EXERCISE: Identify the lines that contain the string "badge", then copy each of them.

(Data records)
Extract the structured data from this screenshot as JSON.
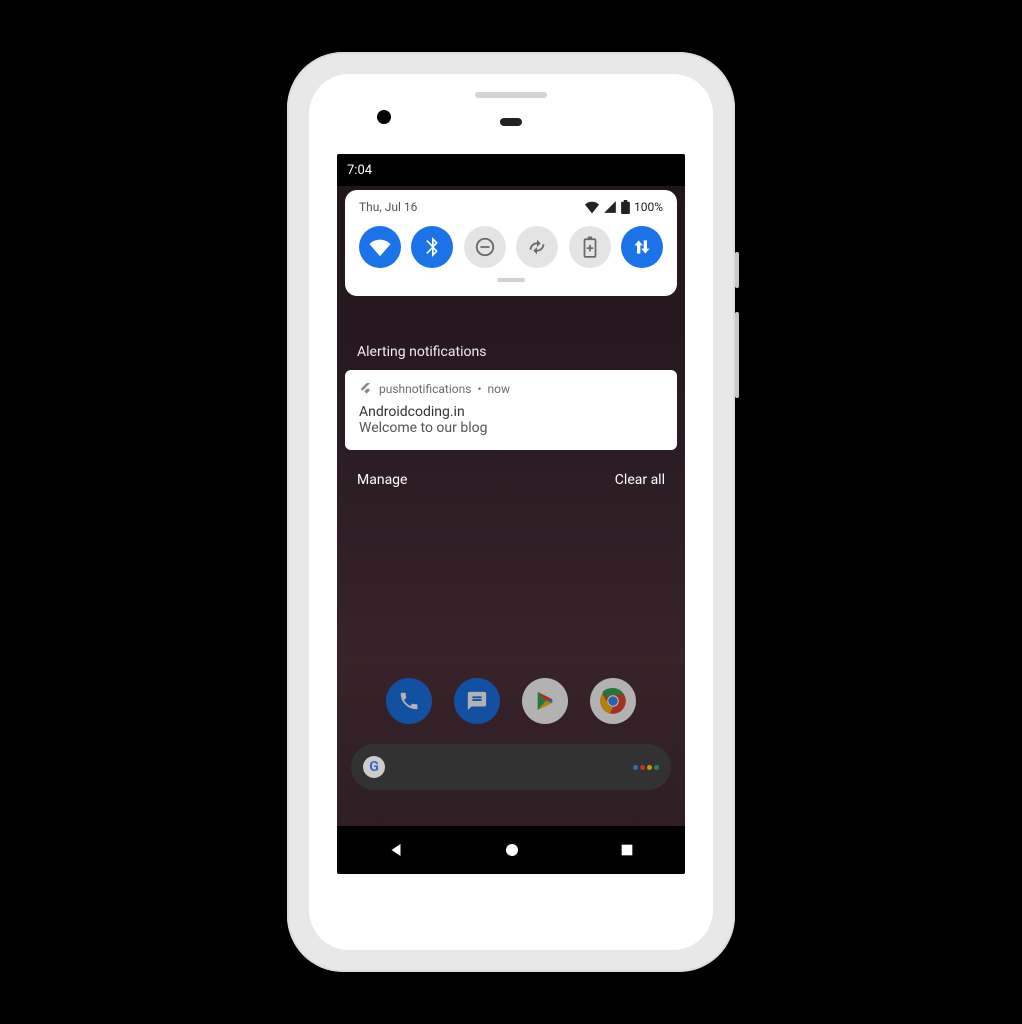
{
  "status_bar": {
    "time": "7:04"
  },
  "qs": {
    "date": "Thu, Jul 16",
    "battery_pct": "100%",
    "toggles": [
      {
        "name": "wifi",
        "on": true
      },
      {
        "name": "bluetooth",
        "on": true
      },
      {
        "name": "dnd",
        "on": false
      },
      {
        "name": "rotate",
        "on": false
      },
      {
        "name": "battery-saver",
        "on": false
      },
      {
        "name": "data",
        "on": true
      }
    ]
  },
  "section_label": "Alerting notifications",
  "notification": {
    "app": "pushnotifications",
    "when": "now",
    "title": "Androidcoding.in",
    "body": "Welcome to our blog"
  },
  "actions": {
    "manage": "Manage",
    "clear": "Clear all"
  }
}
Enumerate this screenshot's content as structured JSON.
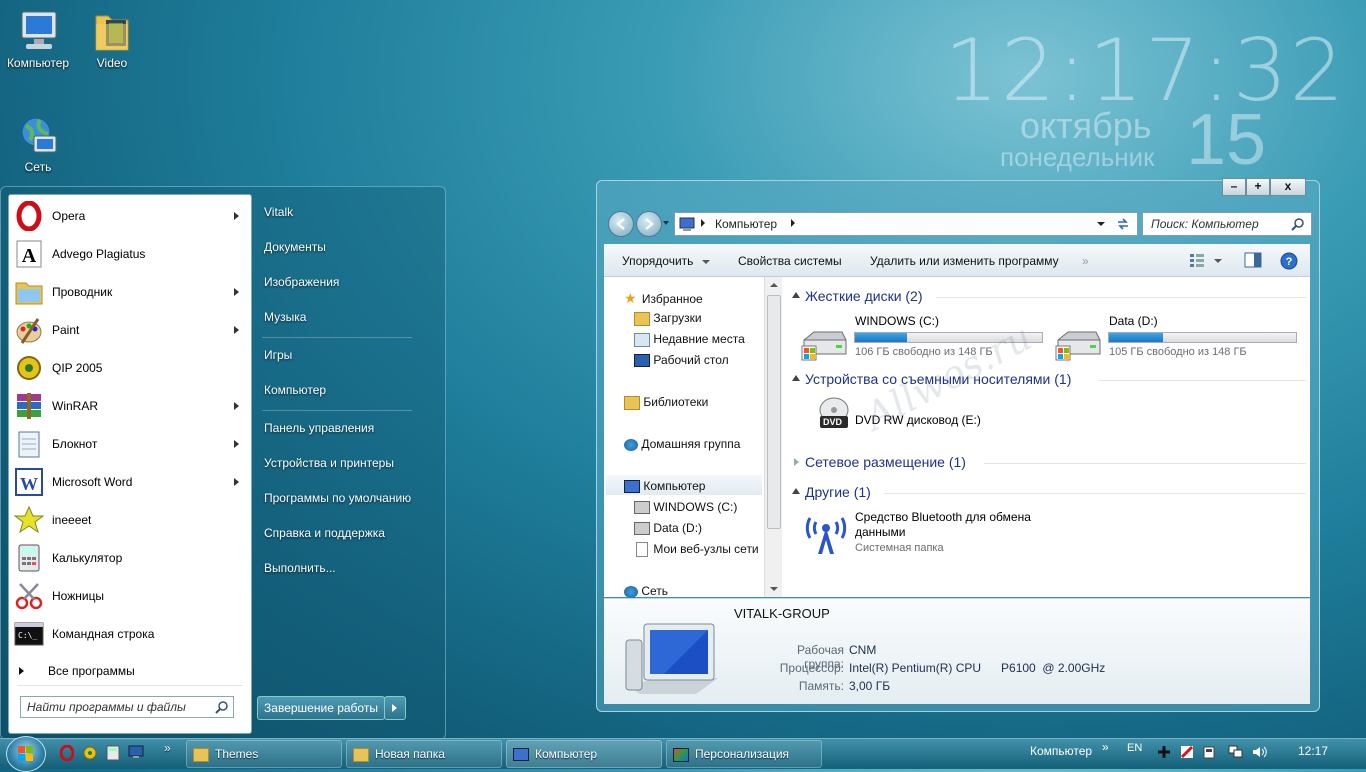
{
  "desktop": {
    "icons": [
      {
        "label": "Компьютер"
      },
      {
        "label": "Video"
      },
      {
        "label": "Сеть"
      }
    ]
  },
  "clock": {
    "time": "12:17:32",
    "month": "октябрь",
    "weekday": "понедельник",
    "day": "15"
  },
  "start_menu": {
    "programs": [
      {
        "label": "Opera",
        "icon": "opera-icon",
        "has_arrow": true
      },
      {
        "label": "Advego Plagiatus",
        "icon": "advego-icon",
        "has_arrow": false
      },
      {
        "label": "Проводник",
        "icon": "explorer-icon",
        "has_arrow": true
      },
      {
        "label": "Paint",
        "icon": "paint-icon",
        "has_arrow": true
      },
      {
        "label": "QIP 2005",
        "icon": "qip-icon",
        "has_arrow": false
      },
      {
        "label": "WinRAR",
        "icon": "winrar-icon",
        "has_arrow": true
      },
      {
        "label": "Блокнот",
        "icon": "notepad-icon",
        "has_arrow": true
      },
      {
        "label": "Microsoft Word",
        "icon": "word-icon",
        "has_arrow": true
      },
      {
        "label": "ineeeet",
        "icon": "star-icon",
        "has_arrow": false
      },
      {
        "label": "Калькулятор",
        "icon": "calculator-icon",
        "has_arrow": false
      },
      {
        "label": "Ножницы",
        "icon": "scissors-icon",
        "has_arrow": false
      },
      {
        "label": "Командная строка",
        "icon": "cmd-icon",
        "has_arrow": false
      }
    ],
    "all_programs": "Все программы",
    "search_placeholder": "Найти программы и файлы",
    "shutdown": "Завершение работы",
    "right": [
      "Vitalk",
      "Документы",
      "Изображения",
      "Музыка",
      "Игры",
      "Компьютер",
      "Панель управления",
      "Устройства и принтеры",
      "Программы по умолчанию",
      "Справка и поддержка",
      "Выполнить..."
    ]
  },
  "explorer": {
    "controls": {
      "minimize": "–",
      "maximize": "+",
      "close": "x"
    },
    "address": "Компьютер",
    "search_placeholder": "Поиск: Компьютер",
    "toolbar": {
      "organize": "Упорядочить",
      "system_properties": "Свойства системы",
      "uninstall": "Удалить или изменить программу",
      "more": "»"
    },
    "nav": {
      "favorites": "Избранное",
      "downloads": "Загрузки",
      "recent": "Недавние места",
      "desktop": "Рабочий стол",
      "libraries": "Библиотеки",
      "homegroup": "Домашняя группа",
      "computer": "Компьютер",
      "drive_c": "WINDOWS (C:)",
      "drive_d": "Data (D:)",
      "web": "Мои веб-узлы сети",
      "network": "Сеть"
    },
    "groups": {
      "hard_disks": "Жесткие диски (2)",
      "removable": "Устройства со съемными носителями (1)",
      "network_location": "Сетевое размещение (1)",
      "other": "Другие (1)"
    },
    "drives": [
      {
        "name": "WINDOWS (C:)",
        "free": "106 ГБ свободно из 148 ГБ",
        "used_fraction": 0.28
      },
      {
        "name": "Data (D:)",
        "free": "105 ГБ свободно из 148 ГБ",
        "used_fraction": 0.29
      }
    ],
    "dvd": {
      "name": "DVD RW дисковод (E:)",
      "badge": "DVD"
    },
    "bluetooth": {
      "name_line1": "Средство Bluetooth для обмена",
      "name_line2": "данными",
      "type": "Системная папка"
    },
    "watermark": "Allwos.ru",
    "details": {
      "computer_name": "VITALK-GROUP",
      "workgroup_label": "Рабочая группа:",
      "workgroup": "CNM",
      "cpu_label": "Процессор:",
      "cpu": "Intel(R) Pentium(R) CPU      P6100  @ 2.00GHz",
      "memory_label": "Память:",
      "memory": "3,00 ГБ"
    }
  },
  "taskbar": {
    "tasks": [
      "Themes",
      "Новая папка",
      "Компьютер",
      "Персонализация"
    ],
    "quick_launch_more": "»",
    "toolbar_label": "Компьютер",
    "toolbar_more": "»",
    "lang": "EN",
    "time": "12:17"
  },
  "colors": {
    "accent": "#1f7f9c",
    "group_heading": "#1e3287",
    "opera_red": "#cc0f16"
  }
}
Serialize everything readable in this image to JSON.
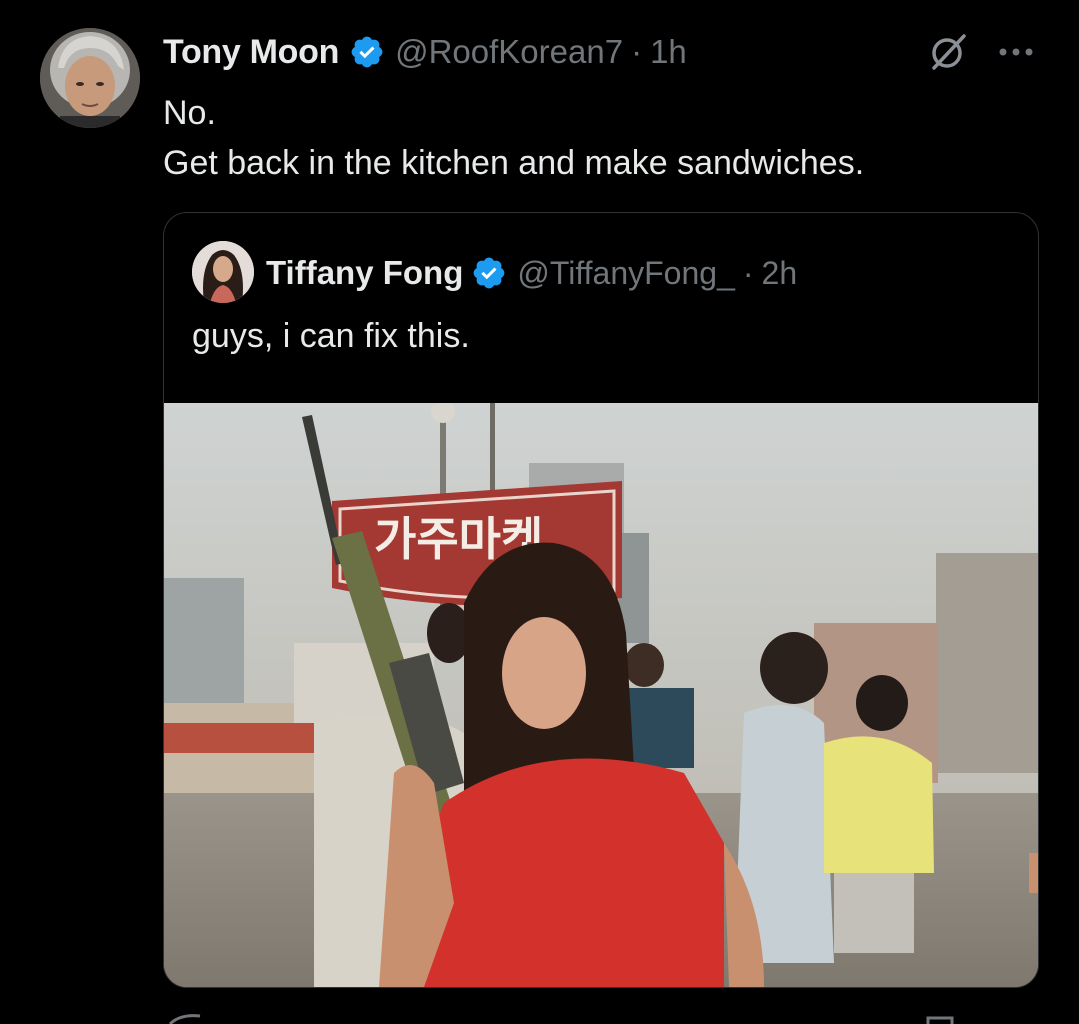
{
  "tweet": {
    "author_name": "Tony Moon",
    "handle": "@RoofKorean7",
    "separator": "·",
    "time": "1h",
    "body_lines": [
      "No.",
      "Get back in the kitchen and make sandwiches."
    ]
  },
  "quote": {
    "author_name": "Tiffany Fong",
    "handle": "@TiffanyFong_",
    "separator": "·",
    "time": "2h",
    "text": "guys, i can fix this.",
    "image_sign_text": "가주마켓"
  },
  "icons": {
    "verified": "verified-badge-icon",
    "grok": "grok-icon",
    "more": "more-icon"
  },
  "colors": {
    "background": "#000000",
    "primary_text": "#e7e9ea",
    "secondary_text": "#71767b",
    "verified_blue": "#1d9bf0",
    "border": "#2f3336"
  }
}
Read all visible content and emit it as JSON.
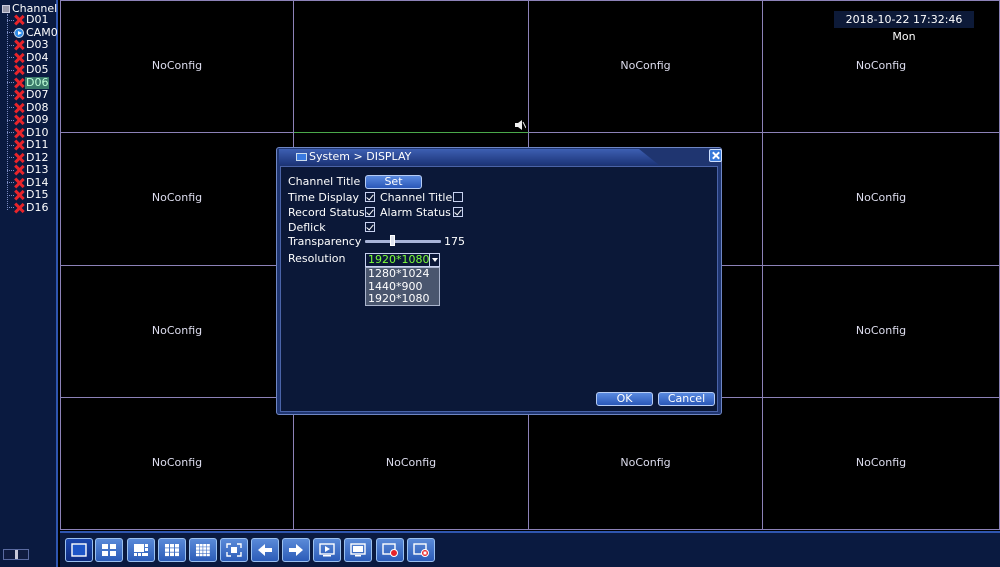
{
  "sidebar": {
    "root_label": "Channel",
    "channels": [
      {
        "label": "D01",
        "status": "error"
      },
      {
        "label": "CAM0",
        "status": "camera"
      },
      {
        "label": "D03",
        "status": "error"
      },
      {
        "label": "D04",
        "status": "error"
      },
      {
        "label": "D05",
        "status": "error"
      },
      {
        "label": "D06",
        "status": "error",
        "selected": true
      },
      {
        "label": "D07",
        "status": "error"
      },
      {
        "label": "D08",
        "status": "error"
      },
      {
        "label": "D09",
        "status": "error"
      },
      {
        "label": "D10",
        "status": "error"
      },
      {
        "label": "D11",
        "status": "error"
      },
      {
        "label": "D12",
        "status": "error"
      },
      {
        "label": "D13",
        "status": "error"
      },
      {
        "label": "D14",
        "status": "error"
      },
      {
        "label": "D15",
        "status": "error"
      },
      {
        "label": "D16",
        "status": "error"
      }
    ]
  },
  "grid": {
    "cells": [
      "NoConfig",
      "",
      "NoConfig",
      "NoConfig",
      "NoConfig",
      "",
      "",
      "NoConfig",
      "NoConfig",
      "",
      "",
      "NoConfig",
      "NoConfig",
      "NoConfig",
      "NoConfig",
      "NoConfig"
    ]
  },
  "datetime": "2018-10-22 17:32:46 Mon",
  "dialog": {
    "title": "System > DISPLAY",
    "channel_title_label": "Channel Title",
    "set_button": "Set",
    "time_display_label": "Time Display",
    "time_display_checked": true,
    "channel_title_check_label": "Channel Title",
    "channel_title_checked": false,
    "record_status_label": "Record Status",
    "record_status_checked": true,
    "alarm_status_label": "Alarm Status",
    "alarm_status_checked": true,
    "deflick_label": "Deflick",
    "deflick_checked": true,
    "transparency_label": "Transparency",
    "transparency_value": "175",
    "resolution_label": "Resolution",
    "resolution_value": "1920*1080",
    "resolution_options": [
      "1280*1024",
      "1440*900",
      "1920*1080"
    ],
    "ok_button": "OK",
    "cancel_button": "Cancel"
  },
  "toolbar": {
    "buttons": [
      "single-view-icon",
      "quad-view-icon",
      "eight-view-icon",
      "nine-view-icon",
      "sixteen-view-icon",
      "fullscreen-icon",
      "previous-icon",
      "next-icon",
      "playback-icon",
      "display-icon",
      "record-icon",
      "stop-record-icon"
    ]
  },
  "colors": {
    "error_red": "#e8242a",
    "selection_green": "#7dff3a",
    "grid_line": "#8c82b8",
    "panel_blue": "#1f3570"
  }
}
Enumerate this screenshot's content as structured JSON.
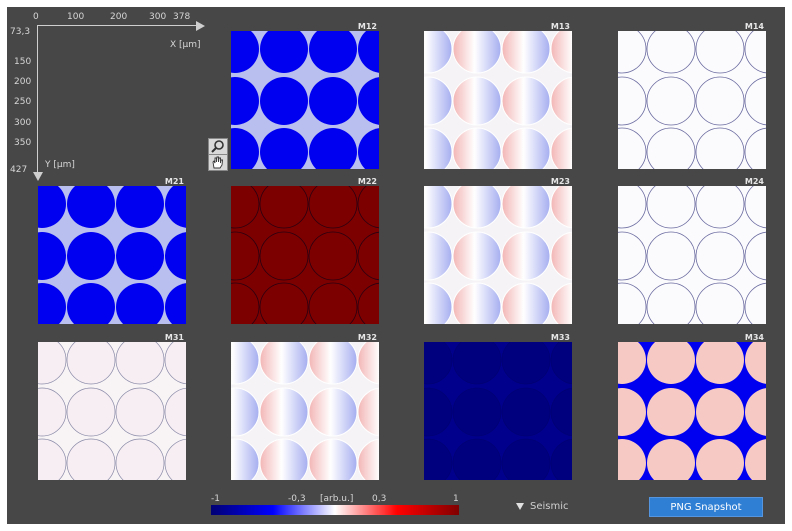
{
  "axes": {
    "x_ticks": [
      "0",
      "100",
      "200",
      "300",
      "378"
    ],
    "y_ticks": [
      "73,3",
      "150",
      "200",
      "250",
      "300",
      "350",
      "427"
    ],
    "x_label": "X [µm]",
    "y_label": "Y [µm]"
  },
  "tiles": [
    {
      "label": "M12",
      "pattern": "blue-discs"
    },
    {
      "label": "M13",
      "pattern": "red-blue-gradient"
    },
    {
      "label": "M14",
      "pattern": "white-rings"
    },
    {
      "label": "M21",
      "pattern": "blue-discs"
    },
    {
      "label": "M22",
      "pattern": "dark-red"
    },
    {
      "label": "M23",
      "pattern": "red-blue-gradient"
    },
    {
      "label": "M24",
      "pattern": "white-rings"
    },
    {
      "label": "M31",
      "pattern": "white-rings-faint"
    },
    {
      "label": "M32",
      "pattern": "red-blue-gradient"
    },
    {
      "label": "M33",
      "pattern": "dark-blue"
    },
    {
      "label": "M34",
      "pattern": "pink-discs"
    }
  ],
  "colorbar": {
    "min_label": "-1",
    "neg_label": "-0,3",
    "unit_label": "[arb.u.]",
    "pos_label": "0,3",
    "max_label": "1",
    "colors": [
      "#000074",
      "#0000ff",
      "#ffffff",
      "#ff0000",
      "#800000"
    ]
  },
  "colormap": {
    "label": "Seismic"
  },
  "snapshot_button": {
    "label": "PNG Snapshot"
  },
  "icons": [
    "zoom-icon",
    "pan-hand-icon",
    "dropdown-triangle-icon"
  ]
}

EXERCISE OUTPUT:
      "badge": "DVD"
    "verified": "verified-badge-icon",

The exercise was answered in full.